── Raw records ──

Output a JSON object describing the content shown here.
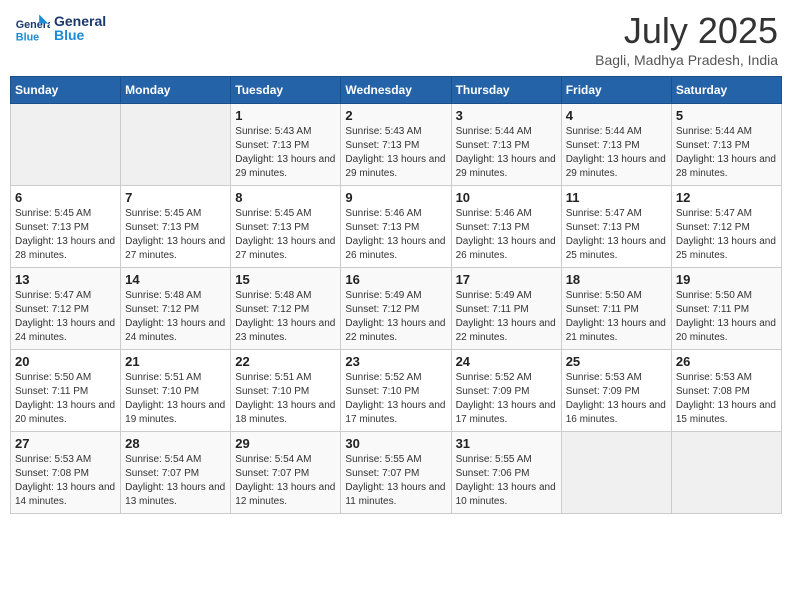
{
  "header": {
    "logo_general": "General",
    "logo_blue": "Blue",
    "month_title": "July 2025",
    "location": "Bagli, Madhya Pradesh, India"
  },
  "days_of_week": [
    "Sunday",
    "Monday",
    "Tuesday",
    "Wednesday",
    "Thursday",
    "Friday",
    "Saturday"
  ],
  "weeks": [
    [
      {
        "num": "",
        "sunrise": "",
        "sunset": "",
        "daylight": ""
      },
      {
        "num": "",
        "sunrise": "",
        "sunset": "",
        "daylight": ""
      },
      {
        "num": "1",
        "sunrise": "Sunrise: 5:43 AM",
        "sunset": "Sunset: 7:13 PM",
        "daylight": "Daylight: 13 hours and 29 minutes."
      },
      {
        "num": "2",
        "sunrise": "Sunrise: 5:43 AM",
        "sunset": "Sunset: 7:13 PM",
        "daylight": "Daylight: 13 hours and 29 minutes."
      },
      {
        "num": "3",
        "sunrise": "Sunrise: 5:44 AM",
        "sunset": "Sunset: 7:13 PM",
        "daylight": "Daylight: 13 hours and 29 minutes."
      },
      {
        "num": "4",
        "sunrise": "Sunrise: 5:44 AM",
        "sunset": "Sunset: 7:13 PM",
        "daylight": "Daylight: 13 hours and 29 minutes."
      },
      {
        "num": "5",
        "sunrise": "Sunrise: 5:44 AM",
        "sunset": "Sunset: 7:13 PM",
        "daylight": "Daylight: 13 hours and 28 minutes."
      }
    ],
    [
      {
        "num": "6",
        "sunrise": "Sunrise: 5:45 AM",
        "sunset": "Sunset: 7:13 PM",
        "daylight": "Daylight: 13 hours and 28 minutes."
      },
      {
        "num": "7",
        "sunrise": "Sunrise: 5:45 AM",
        "sunset": "Sunset: 7:13 PM",
        "daylight": "Daylight: 13 hours and 27 minutes."
      },
      {
        "num": "8",
        "sunrise": "Sunrise: 5:45 AM",
        "sunset": "Sunset: 7:13 PM",
        "daylight": "Daylight: 13 hours and 27 minutes."
      },
      {
        "num": "9",
        "sunrise": "Sunrise: 5:46 AM",
        "sunset": "Sunset: 7:13 PM",
        "daylight": "Daylight: 13 hours and 26 minutes."
      },
      {
        "num": "10",
        "sunrise": "Sunrise: 5:46 AM",
        "sunset": "Sunset: 7:13 PM",
        "daylight": "Daylight: 13 hours and 26 minutes."
      },
      {
        "num": "11",
        "sunrise": "Sunrise: 5:47 AM",
        "sunset": "Sunset: 7:13 PM",
        "daylight": "Daylight: 13 hours and 25 minutes."
      },
      {
        "num": "12",
        "sunrise": "Sunrise: 5:47 AM",
        "sunset": "Sunset: 7:12 PM",
        "daylight": "Daylight: 13 hours and 25 minutes."
      }
    ],
    [
      {
        "num": "13",
        "sunrise": "Sunrise: 5:47 AM",
        "sunset": "Sunset: 7:12 PM",
        "daylight": "Daylight: 13 hours and 24 minutes."
      },
      {
        "num": "14",
        "sunrise": "Sunrise: 5:48 AM",
        "sunset": "Sunset: 7:12 PM",
        "daylight": "Daylight: 13 hours and 24 minutes."
      },
      {
        "num": "15",
        "sunrise": "Sunrise: 5:48 AM",
        "sunset": "Sunset: 7:12 PM",
        "daylight": "Daylight: 13 hours and 23 minutes."
      },
      {
        "num": "16",
        "sunrise": "Sunrise: 5:49 AM",
        "sunset": "Sunset: 7:12 PM",
        "daylight": "Daylight: 13 hours and 22 minutes."
      },
      {
        "num": "17",
        "sunrise": "Sunrise: 5:49 AM",
        "sunset": "Sunset: 7:11 PM",
        "daylight": "Daylight: 13 hours and 22 minutes."
      },
      {
        "num": "18",
        "sunrise": "Sunrise: 5:50 AM",
        "sunset": "Sunset: 7:11 PM",
        "daylight": "Daylight: 13 hours and 21 minutes."
      },
      {
        "num": "19",
        "sunrise": "Sunrise: 5:50 AM",
        "sunset": "Sunset: 7:11 PM",
        "daylight": "Daylight: 13 hours and 20 minutes."
      }
    ],
    [
      {
        "num": "20",
        "sunrise": "Sunrise: 5:50 AM",
        "sunset": "Sunset: 7:11 PM",
        "daylight": "Daylight: 13 hours and 20 minutes."
      },
      {
        "num": "21",
        "sunrise": "Sunrise: 5:51 AM",
        "sunset": "Sunset: 7:10 PM",
        "daylight": "Daylight: 13 hours and 19 minutes."
      },
      {
        "num": "22",
        "sunrise": "Sunrise: 5:51 AM",
        "sunset": "Sunset: 7:10 PM",
        "daylight": "Daylight: 13 hours and 18 minutes."
      },
      {
        "num": "23",
        "sunrise": "Sunrise: 5:52 AM",
        "sunset": "Sunset: 7:10 PM",
        "daylight": "Daylight: 13 hours and 17 minutes."
      },
      {
        "num": "24",
        "sunrise": "Sunrise: 5:52 AM",
        "sunset": "Sunset: 7:09 PM",
        "daylight": "Daylight: 13 hours and 17 minutes."
      },
      {
        "num": "25",
        "sunrise": "Sunrise: 5:53 AM",
        "sunset": "Sunset: 7:09 PM",
        "daylight": "Daylight: 13 hours and 16 minutes."
      },
      {
        "num": "26",
        "sunrise": "Sunrise: 5:53 AM",
        "sunset": "Sunset: 7:08 PM",
        "daylight": "Daylight: 13 hours and 15 minutes."
      }
    ],
    [
      {
        "num": "27",
        "sunrise": "Sunrise: 5:53 AM",
        "sunset": "Sunset: 7:08 PM",
        "daylight": "Daylight: 13 hours and 14 minutes."
      },
      {
        "num": "28",
        "sunrise": "Sunrise: 5:54 AM",
        "sunset": "Sunset: 7:07 PM",
        "daylight": "Daylight: 13 hours and 13 minutes."
      },
      {
        "num": "29",
        "sunrise": "Sunrise: 5:54 AM",
        "sunset": "Sunset: 7:07 PM",
        "daylight": "Daylight: 13 hours and 12 minutes."
      },
      {
        "num": "30",
        "sunrise": "Sunrise: 5:55 AM",
        "sunset": "Sunset: 7:07 PM",
        "daylight": "Daylight: 13 hours and 11 minutes."
      },
      {
        "num": "31",
        "sunrise": "Sunrise: 5:55 AM",
        "sunset": "Sunset: 7:06 PM",
        "daylight": "Daylight: 13 hours and 10 minutes."
      },
      {
        "num": "",
        "sunrise": "",
        "sunset": "",
        "daylight": ""
      },
      {
        "num": "",
        "sunrise": "",
        "sunset": "",
        "daylight": ""
      }
    ]
  ]
}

───

Aim of the task
Print each line of the material above exactly, with the pictures removed from your copy.

Solution to this task
Output a JSON object describing the content shown here.
{
  "header": {
    "logo_general": "General",
    "logo_blue": "Blue",
    "month_title": "July 2025",
    "location": "Bagli, Madhya Pradesh, India"
  },
  "days_of_week": [
    "Sunday",
    "Monday",
    "Tuesday",
    "Wednesday",
    "Thursday",
    "Friday",
    "Saturday"
  ],
  "weeks": [
    [
      {
        "num": "",
        "sunrise": "",
        "sunset": "",
        "daylight": ""
      },
      {
        "num": "",
        "sunrise": "",
        "sunset": "",
        "daylight": ""
      },
      {
        "num": "1",
        "sunrise": "Sunrise: 5:43 AM",
        "sunset": "Sunset: 7:13 PM",
        "daylight": "Daylight: 13 hours and 29 minutes."
      },
      {
        "num": "2",
        "sunrise": "Sunrise: 5:43 AM",
        "sunset": "Sunset: 7:13 PM",
        "daylight": "Daylight: 13 hours and 29 minutes."
      },
      {
        "num": "3",
        "sunrise": "Sunrise: 5:44 AM",
        "sunset": "Sunset: 7:13 PM",
        "daylight": "Daylight: 13 hours and 29 minutes."
      },
      {
        "num": "4",
        "sunrise": "Sunrise: 5:44 AM",
        "sunset": "Sunset: 7:13 PM",
        "daylight": "Daylight: 13 hours and 29 minutes."
      },
      {
        "num": "5",
        "sunrise": "Sunrise: 5:44 AM",
        "sunset": "Sunset: 7:13 PM",
        "daylight": "Daylight: 13 hours and 28 minutes."
      }
    ],
    [
      {
        "num": "6",
        "sunrise": "Sunrise: 5:45 AM",
        "sunset": "Sunset: 7:13 PM",
        "daylight": "Daylight: 13 hours and 28 minutes."
      },
      {
        "num": "7",
        "sunrise": "Sunrise: 5:45 AM",
        "sunset": "Sunset: 7:13 PM",
        "daylight": "Daylight: 13 hours and 27 minutes."
      },
      {
        "num": "8",
        "sunrise": "Sunrise: 5:45 AM",
        "sunset": "Sunset: 7:13 PM",
        "daylight": "Daylight: 13 hours and 27 minutes."
      },
      {
        "num": "9",
        "sunrise": "Sunrise: 5:46 AM",
        "sunset": "Sunset: 7:13 PM",
        "daylight": "Daylight: 13 hours and 26 minutes."
      },
      {
        "num": "10",
        "sunrise": "Sunrise: 5:46 AM",
        "sunset": "Sunset: 7:13 PM",
        "daylight": "Daylight: 13 hours and 26 minutes."
      },
      {
        "num": "11",
        "sunrise": "Sunrise: 5:47 AM",
        "sunset": "Sunset: 7:13 PM",
        "daylight": "Daylight: 13 hours and 25 minutes."
      },
      {
        "num": "12",
        "sunrise": "Sunrise: 5:47 AM",
        "sunset": "Sunset: 7:12 PM",
        "daylight": "Daylight: 13 hours and 25 minutes."
      }
    ],
    [
      {
        "num": "13",
        "sunrise": "Sunrise: 5:47 AM",
        "sunset": "Sunset: 7:12 PM",
        "daylight": "Daylight: 13 hours and 24 minutes."
      },
      {
        "num": "14",
        "sunrise": "Sunrise: 5:48 AM",
        "sunset": "Sunset: 7:12 PM",
        "daylight": "Daylight: 13 hours and 24 minutes."
      },
      {
        "num": "15",
        "sunrise": "Sunrise: 5:48 AM",
        "sunset": "Sunset: 7:12 PM",
        "daylight": "Daylight: 13 hours and 23 minutes."
      },
      {
        "num": "16",
        "sunrise": "Sunrise: 5:49 AM",
        "sunset": "Sunset: 7:12 PM",
        "daylight": "Daylight: 13 hours and 22 minutes."
      },
      {
        "num": "17",
        "sunrise": "Sunrise: 5:49 AM",
        "sunset": "Sunset: 7:11 PM",
        "daylight": "Daylight: 13 hours and 22 minutes."
      },
      {
        "num": "18",
        "sunrise": "Sunrise: 5:50 AM",
        "sunset": "Sunset: 7:11 PM",
        "daylight": "Daylight: 13 hours and 21 minutes."
      },
      {
        "num": "19",
        "sunrise": "Sunrise: 5:50 AM",
        "sunset": "Sunset: 7:11 PM",
        "daylight": "Daylight: 13 hours and 20 minutes."
      }
    ],
    [
      {
        "num": "20",
        "sunrise": "Sunrise: 5:50 AM",
        "sunset": "Sunset: 7:11 PM",
        "daylight": "Daylight: 13 hours and 20 minutes."
      },
      {
        "num": "21",
        "sunrise": "Sunrise: 5:51 AM",
        "sunset": "Sunset: 7:10 PM",
        "daylight": "Daylight: 13 hours and 19 minutes."
      },
      {
        "num": "22",
        "sunrise": "Sunrise: 5:51 AM",
        "sunset": "Sunset: 7:10 PM",
        "daylight": "Daylight: 13 hours and 18 minutes."
      },
      {
        "num": "23",
        "sunrise": "Sunrise: 5:52 AM",
        "sunset": "Sunset: 7:10 PM",
        "daylight": "Daylight: 13 hours and 17 minutes."
      },
      {
        "num": "24",
        "sunrise": "Sunrise: 5:52 AM",
        "sunset": "Sunset: 7:09 PM",
        "daylight": "Daylight: 13 hours and 17 minutes."
      },
      {
        "num": "25",
        "sunrise": "Sunrise: 5:53 AM",
        "sunset": "Sunset: 7:09 PM",
        "daylight": "Daylight: 13 hours and 16 minutes."
      },
      {
        "num": "26",
        "sunrise": "Sunrise: 5:53 AM",
        "sunset": "Sunset: 7:08 PM",
        "daylight": "Daylight: 13 hours and 15 minutes."
      }
    ],
    [
      {
        "num": "27",
        "sunrise": "Sunrise: 5:53 AM",
        "sunset": "Sunset: 7:08 PM",
        "daylight": "Daylight: 13 hours and 14 minutes."
      },
      {
        "num": "28",
        "sunrise": "Sunrise: 5:54 AM",
        "sunset": "Sunset: 7:07 PM",
        "daylight": "Daylight: 13 hours and 13 minutes."
      },
      {
        "num": "29",
        "sunrise": "Sunrise: 5:54 AM",
        "sunset": "Sunset: 7:07 PM",
        "daylight": "Daylight: 13 hours and 12 minutes."
      },
      {
        "num": "30",
        "sunrise": "Sunrise: 5:55 AM",
        "sunset": "Sunset: 7:07 PM",
        "daylight": "Daylight: 13 hours and 11 minutes."
      },
      {
        "num": "31",
        "sunrise": "Sunrise: 5:55 AM",
        "sunset": "Sunset: 7:06 PM",
        "daylight": "Daylight: 13 hours and 10 minutes."
      },
      {
        "num": "",
        "sunrise": "",
        "sunset": "",
        "daylight": ""
      },
      {
        "num": "",
        "sunrise": "",
        "sunset": "",
        "daylight": ""
      }
    ]
  ]
}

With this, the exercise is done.